_Exercise task_: Could you write out every record below exactly, leaving out any pictures?

_Supplied data_:
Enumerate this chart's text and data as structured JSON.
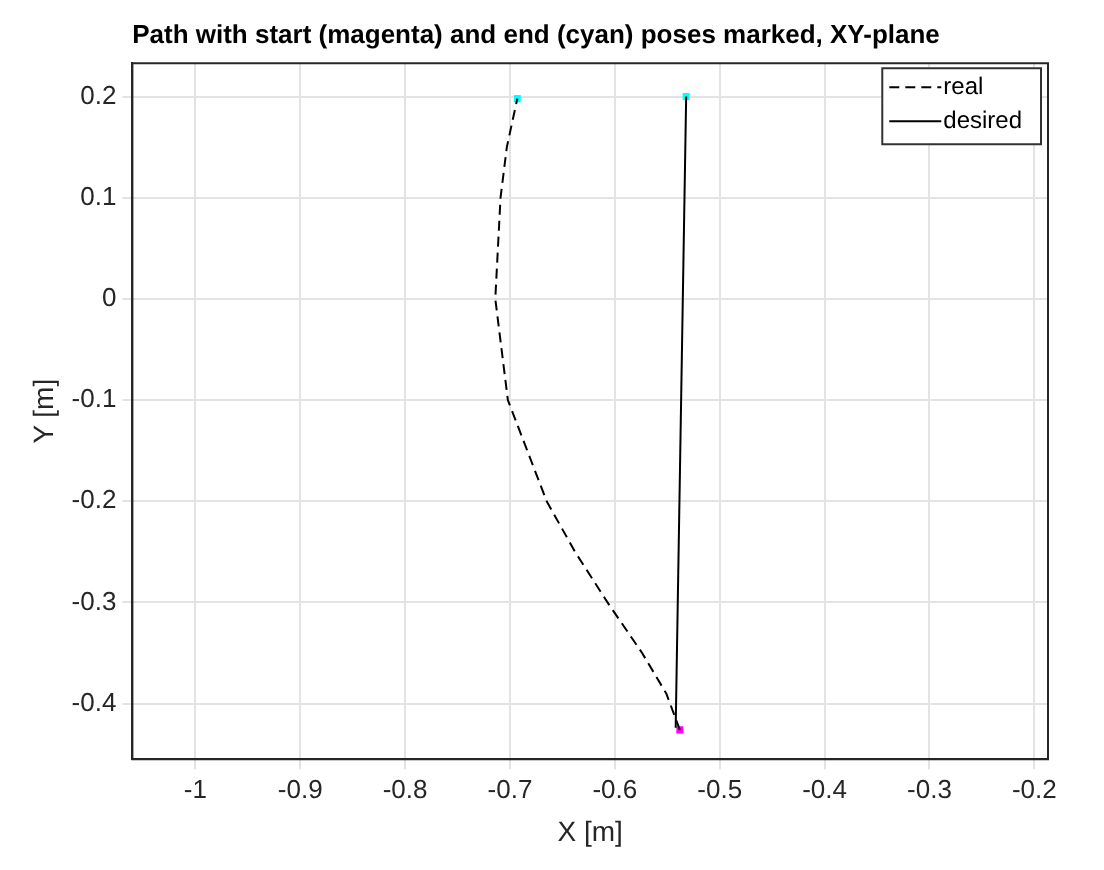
{
  "chart_data": {
    "type": "line",
    "title": "Path with start (magenta) and end (cyan) poses marked, XY-plane",
    "xlabel": "X [m]",
    "ylabel": "Y [m]",
    "xlim": [
      -1.06,
      -0.187
    ],
    "xticks": [
      -1,
      -0.9,
      -0.8,
      -0.7,
      -0.6,
      -0.5,
      -0.4,
      -0.3,
      -0.2
    ],
    "ylim": [
      -0.455,
      0.233
    ],
    "yticks": [
      -0.4,
      -0.3,
      -0.2,
      -0.1,
      0,
      0.1,
      0.2
    ],
    "grid": true,
    "legend": "top right",
    "marker": "none",
    "series": [
      {
        "name": "real",
        "color": "#000000",
        "line_style": "dashed",
        "x": [
          -0.538,
          -0.551,
          -0.574,
          -0.607,
          -0.638,
          -0.665,
          -0.702,
          -0.714,
          -0.709,
          -0.703,
          -0.693
        ],
        "values": [
          -0.426,
          -0.39,
          -0.35,
          -0.3,
          -0.25,
          -0.2,
          -0.1,
          0,
          0.1,
          0.15,
          0.198
        ]
      },
      {
        "name": "desired",
        "color": "#000000",
        "line_style": "solid",
        "x": [
          -0.542,
          -0.532
        ],
        "values": [
          -0.424,
          0.2
        ]
      },
      {
        "type": "scatter",
        "color": "#ff00ff",
        "marker": "square",
        "x": [
          -0.538
        ],
        "values": [
          -0.426
        ]
      },
      {
        "type": "scatter",
        "color": "#00ffff",
        "marker": "square",
        "x": [
          -0.693,
          -0.532
        ],
        "values": [
          0.198,
          0.2
        ]
      }
    ]
  }
}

_Solution to this problem_:
Enumerate this chart's text and data as structured JSON.
{
  "chart_data": {
    "type": "line",
    "title": "Path with start (magenta) and end (cyan) poses marked, XY-plane",
    "xlabel": "X [m]",
    "ylabel": "Y [m]",
    "xlim": [
      -1.06,
      -0.187
    ],
    "xticks": [
      -1,
      -0.9,
      -0.8,
      -0.7,
      -0.6,
      -0.5,
      -0.4,
      -0.3,
      -0.2
    ],
    "ylim": [
      -0.455,
      0.233
    ],
    "yticks": [
      -0.4,
      -0.3,
      -0.2,
      -0.1,
      0,
      0.1,
      0.2
    ],
    "grid": true,
    "legend": "top right",
    "marker": "none",
    "series": [
      {
        "name": "real",
        "color": "#000000",
        "line_style": "dashed",
        "x": [
          -0.538,
          -0.551,
          -0.574,
          -0.607,
          -0.638,
          -0.665,
          -0.702,
          -0.714,
          -0.709,
          -0.703,
          -0.693
        ],
        "values": [
          -0.426,
          -0.39,
          -0.35,
          -0.3,
          -0.25,
          -0.2,
          -0.1,
          0,
          0.1,
          0.15,
          0.198
        ]
      },
      {
        "name": "desired",
        "color": "#000000",
        "line_style": "solid",
        "x": [
          -0.542,
          -0.532
        ],
        "values": [
          -0.424,
          0.2
        ]
      },
      {
        "type": "scatter",
        "color": "#ff00ff",
        "marker": "square",
        "x": [
          -0.538
        ],
        "values": [
          -0.426
        ]
      },
      {
        "type": "scatter",
        "color": "#00ffff",
        "marker": "square",
        "x": [
          -0.693,
          -0.532
        ],
        "values": [
          0.198,
          0.2
        ]
      }
    ]
  }
}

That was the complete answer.